Data
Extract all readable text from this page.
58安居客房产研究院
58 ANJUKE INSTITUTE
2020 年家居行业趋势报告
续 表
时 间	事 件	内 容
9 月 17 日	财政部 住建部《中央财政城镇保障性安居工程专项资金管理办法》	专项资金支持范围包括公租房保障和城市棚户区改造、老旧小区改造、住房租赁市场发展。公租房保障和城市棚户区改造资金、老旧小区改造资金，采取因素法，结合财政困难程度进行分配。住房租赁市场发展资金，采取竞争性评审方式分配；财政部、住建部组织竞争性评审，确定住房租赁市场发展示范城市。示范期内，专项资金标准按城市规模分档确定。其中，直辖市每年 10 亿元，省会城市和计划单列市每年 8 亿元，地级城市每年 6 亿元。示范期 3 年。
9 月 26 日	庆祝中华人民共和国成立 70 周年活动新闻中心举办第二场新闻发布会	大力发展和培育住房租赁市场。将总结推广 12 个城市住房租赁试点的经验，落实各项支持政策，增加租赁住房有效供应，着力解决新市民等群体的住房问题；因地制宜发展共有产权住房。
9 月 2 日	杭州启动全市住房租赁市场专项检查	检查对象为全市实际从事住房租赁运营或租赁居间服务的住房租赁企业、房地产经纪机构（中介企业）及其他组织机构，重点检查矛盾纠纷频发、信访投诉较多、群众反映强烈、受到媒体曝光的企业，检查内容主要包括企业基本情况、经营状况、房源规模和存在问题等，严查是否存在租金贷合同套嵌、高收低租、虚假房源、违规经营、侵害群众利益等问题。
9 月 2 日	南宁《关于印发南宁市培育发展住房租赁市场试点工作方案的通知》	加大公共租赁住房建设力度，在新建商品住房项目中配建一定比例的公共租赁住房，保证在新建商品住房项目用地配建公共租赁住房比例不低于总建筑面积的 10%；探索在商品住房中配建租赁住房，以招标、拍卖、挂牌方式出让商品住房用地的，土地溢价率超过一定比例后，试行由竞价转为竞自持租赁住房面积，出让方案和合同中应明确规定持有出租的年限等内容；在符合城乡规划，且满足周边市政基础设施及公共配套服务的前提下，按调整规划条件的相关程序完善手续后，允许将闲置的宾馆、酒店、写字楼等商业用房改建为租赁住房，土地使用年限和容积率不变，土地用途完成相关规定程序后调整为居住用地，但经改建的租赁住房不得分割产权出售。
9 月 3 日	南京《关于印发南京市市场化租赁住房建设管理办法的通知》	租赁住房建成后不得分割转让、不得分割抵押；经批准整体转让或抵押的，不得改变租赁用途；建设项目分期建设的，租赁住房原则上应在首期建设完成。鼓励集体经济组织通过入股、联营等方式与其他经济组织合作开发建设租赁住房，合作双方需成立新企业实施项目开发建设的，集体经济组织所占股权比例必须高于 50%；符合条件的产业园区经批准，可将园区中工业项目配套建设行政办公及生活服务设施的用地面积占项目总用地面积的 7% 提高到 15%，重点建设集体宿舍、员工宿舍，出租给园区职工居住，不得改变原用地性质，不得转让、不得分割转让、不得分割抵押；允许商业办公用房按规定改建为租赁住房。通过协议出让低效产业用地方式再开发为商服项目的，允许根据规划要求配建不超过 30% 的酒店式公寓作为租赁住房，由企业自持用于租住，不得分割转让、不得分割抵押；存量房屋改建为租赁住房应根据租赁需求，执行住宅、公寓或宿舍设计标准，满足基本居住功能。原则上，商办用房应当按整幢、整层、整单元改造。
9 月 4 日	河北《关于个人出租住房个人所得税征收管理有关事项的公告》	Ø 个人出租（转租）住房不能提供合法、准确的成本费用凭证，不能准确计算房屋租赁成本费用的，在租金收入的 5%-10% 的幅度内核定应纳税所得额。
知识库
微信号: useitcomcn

Stated goal
Output each record precisely as given.

Task output
Extract all readable text from this page.
58安居客房产研究院
58 ANJUKE INSTITUTE
2020 年家居行业趋势报告
续 表
时 间	事 件	内 容
9 月 17 日	财政部 住建部《中央财政城镇保障性安居工程专项资金管理办法》	专项资金支持范围包括公租房保障和城市棚户区改造、老旧小区改造、住房租赁市场发展。公租房保障和城市棚户区改造资金、老旧小区改造资金，采取因素法，结合财政困难程度进行分配。住房租赁市场发展资金，采取竞争性评审方式分配；财政部、住建部组织竞争性评审，确定住房租赁市场发展示范城市。示范期内，专项资金标准按城市规模分档确定。其中，直辖市每年 10 亿元，省会城市和计划单列市每年 8 亿元，地级城市每年 6 亿元。示范期 3 年。
9 月 26 日	庆祝中华人民共和国成立 70 周年活动新闻中心举办第二场新闻发布会	大力发展和培育住房租赁市场。将总结推广 12 个城市住房租赁试点的经验，落实各项支持政策，增加租赁住房有效供应，着力解决新市民等群体的住房问题；因地制宜发展共有产权住房。
9 月 2 日	杭州启动全市住房租赁市场专项检查	检查对象为全市实际从事住房租赁运营或租赁居间服务的住房租赁企业、房地产经纪机构（中介企业）及其他组织机构，重点检查矛盾纠纷频发、信访投诉较多、群众反映强烈、受到媒体曝光的企业，检查内容主要包括企业基本情况、经营状况、房源规模和存在问题等，严查是否存在租金贷合同套嵌、高收低租、虚假房源、违规经营、侵害群众利益等问题。
9 月 2 日	南宁《关于印发南宁市培育发展住房租赁市场试点工作方案的通知》	加大公共租赁住房建设力度，在新建商品住房项目中配建一定比例的公共租赁住房，保证在新建商品住房项目用地配建公共租赁住房比例不低于总建筑面积的 10%；探索在商品住房中配建租赁住房，以招标、拍卖、挂牌方式出让商品住房用地的，土地溢价率超过一定比例后，试行由竞价转为竞自持租赁住房面积，出让方案和合同中应明确规定持有出租的年限等内容；在符合城乡规划，且满足周边市政基础设施及公共配套服务的前提下，按调整规划条件的相关程序完善手续后，允许将闲置的宾馆、酒店、写字楼等商业用房改建为租赁住房，土地使用年限和容积率不变，土地用途完成相关规定程序后调整为居住用地，但经改建的租赁住房不得分割产权出售。
9 月 3 日	南京《关于印发南京市市场化租赁住房建设管理办法的通知》	租赁住房建成后不得分割转让、不得分割抵押；经批准整体转让或抵押的，不得改变租赁用途；建设项目分期建设的，租赁住房原则上应在首期建设完成。鼓励集体经济组织通过入股、联营等方式与其他经济组织合作开发建设租赁住房，合作双方需成立新企业实施项目开发建设的，集体经济组织所占股权比例必须高于 50%；符合条件的产业园区经批准，可将园区中工业项目配套建设行政办公及生活服务设施的用地面积占项目总用地面积的 7% 提高到 15%，重点建设集体宿舍、员工宿舍，出租给园区职工居住，不得改变原用地性质，不得转让、不得分割转让、不得分割抵押；允许商业办公用房按规定改建为租赁住房。通过协议出让低效产业用地方式再开发为商服项目的，允许根据规划要求配建不超过 30% 的酒店式公寓作为租赁住房，由企业自持用于租住，不得分割转让、不得分割抵押；存量房屋改建为租赁住房应根据租赁需求，执行住宅、公寓或宿舍设计标准，满足基本居住功能。原则上，商办用房应当按整幢、整层、整单元改造。
9 月 4 日	河北《关于个人出租住房个人所得税征收管理有关事项的公告》	Ø 个人出租（转租）住房不能提供合法、准确的成本费用凭证，不能准确计算房屋租赁成本费用的，在租金收入的 5%-10% 的幅度内核定应纳税所得额。
知识库
微信号: useitcomcn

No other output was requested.